### DATA FOR PROCESSING

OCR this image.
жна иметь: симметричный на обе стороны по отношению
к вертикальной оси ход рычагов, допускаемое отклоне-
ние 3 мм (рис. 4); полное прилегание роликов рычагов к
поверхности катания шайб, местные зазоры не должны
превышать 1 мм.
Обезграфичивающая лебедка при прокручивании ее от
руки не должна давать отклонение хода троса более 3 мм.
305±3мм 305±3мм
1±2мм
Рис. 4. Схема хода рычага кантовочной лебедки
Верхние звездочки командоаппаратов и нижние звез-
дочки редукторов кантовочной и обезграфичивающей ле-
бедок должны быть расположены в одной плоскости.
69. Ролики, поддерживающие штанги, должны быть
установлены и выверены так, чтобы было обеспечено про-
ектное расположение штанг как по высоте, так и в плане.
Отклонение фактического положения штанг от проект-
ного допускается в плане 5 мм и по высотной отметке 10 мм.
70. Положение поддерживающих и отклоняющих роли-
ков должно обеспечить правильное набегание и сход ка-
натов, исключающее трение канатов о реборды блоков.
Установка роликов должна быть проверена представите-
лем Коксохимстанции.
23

######

PROBLEM |
Print the material above once more, exactly.

THE COMPLETED TASK |
OCR this image.
жна иметь: симметричный на обе стороны по отношению
к вертикальной оси ход рычагов, допускаемое отклоне-
ние 3 мм (рис. 4); полное прилегание роликов рычагов к
поверхности катания шайб, местные зазоры не должны
превышать 1 мм.
Обезграфичивающая лебедка при прокручивании ее от
руки не должна давать отклонение хода троса более 3 мм.
305±3мм 305±3мм
1±2мм
Рис. 4. Схема хода рычага кантовочной лебедки
Верхние звездочки командоаппаратов и нижние звез-
дочки редукторов кантовочной и обезграфичивающей ле-
бедок должны быть расположены в одной плоскости.
69. Ролики, поддерживающие штанги, должны быть
установлены и выверены так, чтобы было обеспечено про-
ектное расположение штанг как по высоте, так и в плане.
Отклонение фактического положения штанг от проект-
ного допускается в плане 5 мм и по высотной отметке 10 мм.
70. Положение поддерживающих и отклоняющих роли-
ков должно обеспечить правильное набегание и сход ка-
натов, исключающее трение канатов о реборды блоков.
Установка роликов должна быть проверена представите-
лем Коксохимстанции.
23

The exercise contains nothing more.